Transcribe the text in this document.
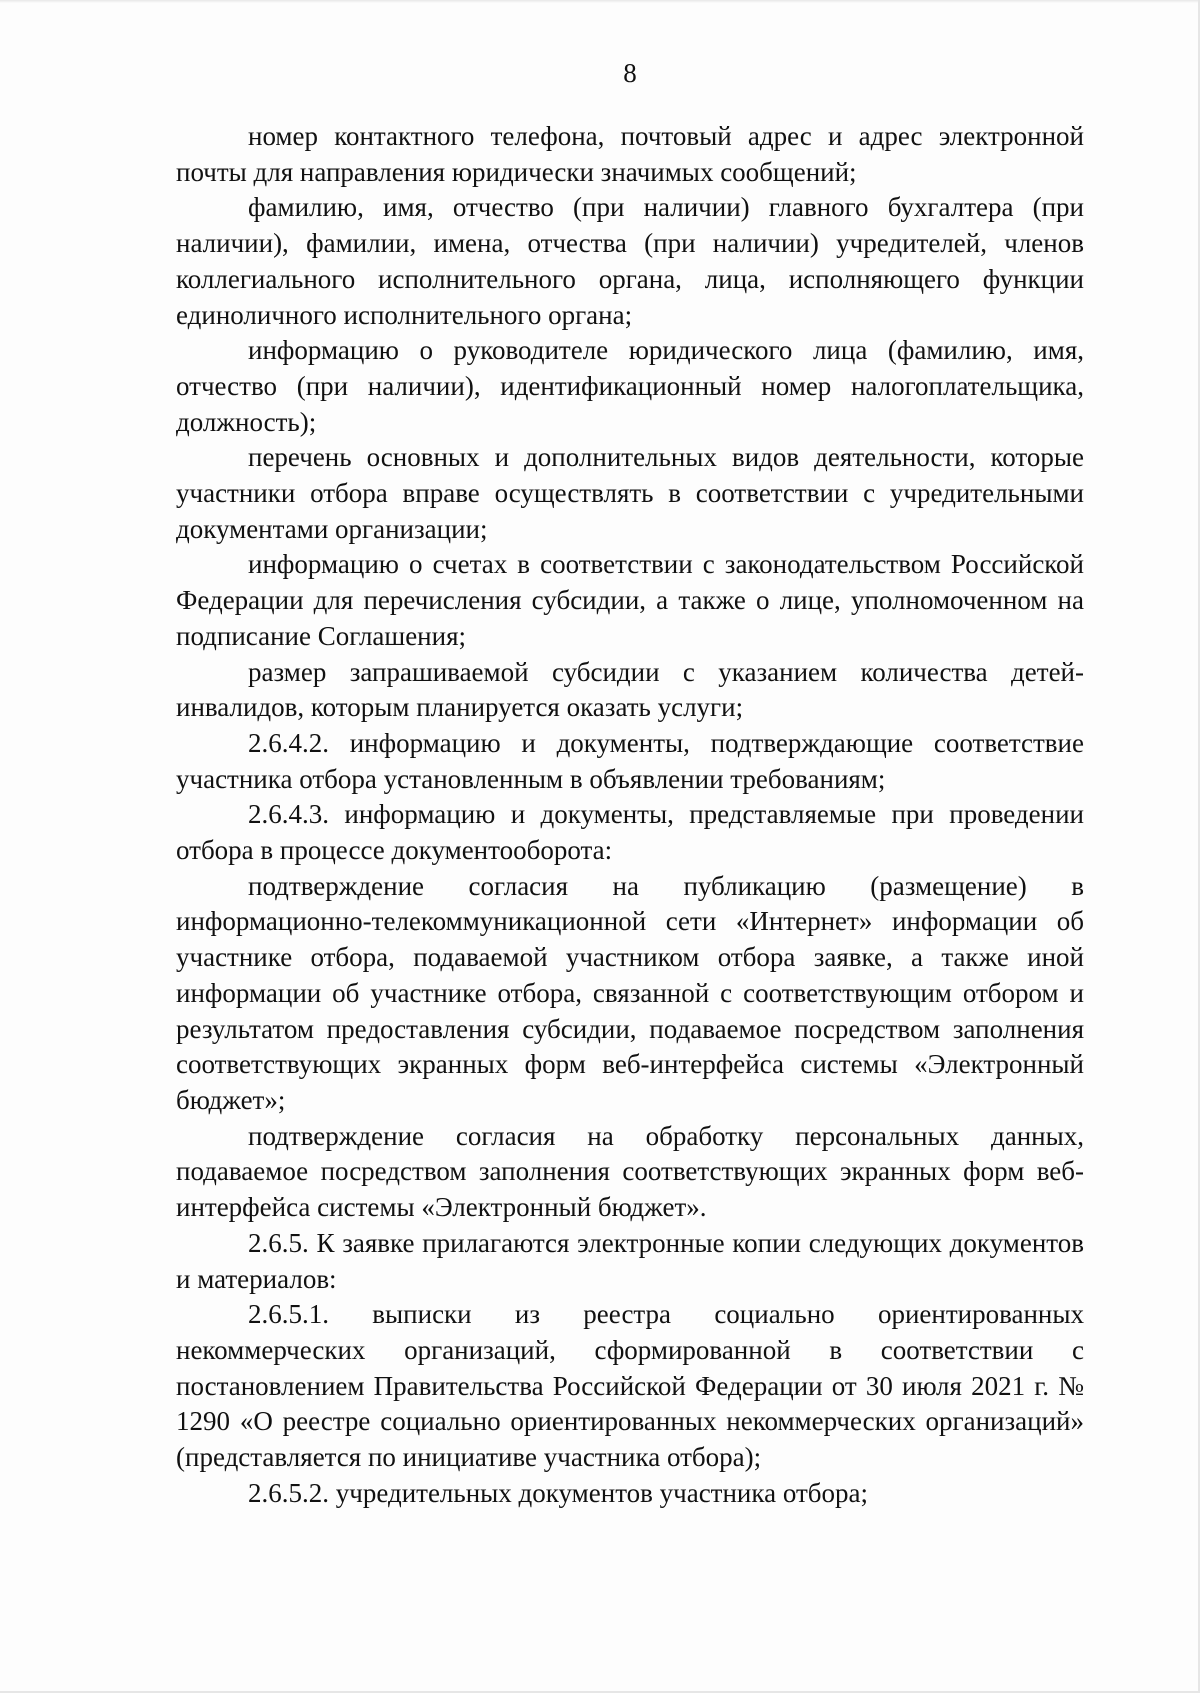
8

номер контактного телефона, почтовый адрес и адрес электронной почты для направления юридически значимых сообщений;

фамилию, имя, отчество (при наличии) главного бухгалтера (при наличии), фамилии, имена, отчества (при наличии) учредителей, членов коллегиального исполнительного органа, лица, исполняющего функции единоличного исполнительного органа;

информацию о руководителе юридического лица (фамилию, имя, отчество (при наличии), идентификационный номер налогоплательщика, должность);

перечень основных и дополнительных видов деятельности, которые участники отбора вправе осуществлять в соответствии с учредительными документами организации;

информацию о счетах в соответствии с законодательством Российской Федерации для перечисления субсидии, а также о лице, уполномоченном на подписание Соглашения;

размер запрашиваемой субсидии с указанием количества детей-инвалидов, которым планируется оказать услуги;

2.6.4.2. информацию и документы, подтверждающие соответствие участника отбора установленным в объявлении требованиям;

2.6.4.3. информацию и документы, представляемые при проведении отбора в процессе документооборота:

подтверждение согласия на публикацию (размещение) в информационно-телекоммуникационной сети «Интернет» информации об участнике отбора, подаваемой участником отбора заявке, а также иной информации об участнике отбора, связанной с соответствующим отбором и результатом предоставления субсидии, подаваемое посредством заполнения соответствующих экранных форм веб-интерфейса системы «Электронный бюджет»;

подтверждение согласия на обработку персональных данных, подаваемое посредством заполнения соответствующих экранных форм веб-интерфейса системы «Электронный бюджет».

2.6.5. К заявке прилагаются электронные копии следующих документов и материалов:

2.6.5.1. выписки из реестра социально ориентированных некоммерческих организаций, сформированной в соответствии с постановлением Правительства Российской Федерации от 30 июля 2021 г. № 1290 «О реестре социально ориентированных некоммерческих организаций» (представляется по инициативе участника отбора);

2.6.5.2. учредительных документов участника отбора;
====
== Problem description ==
Pick out every line above that contains the word "документов" and copy it.

== Task response ==
2.6.5. К заявке прилагаются электронные копии следующих документов и материалов:
2.6.5.2. учредительных документов участника отбора;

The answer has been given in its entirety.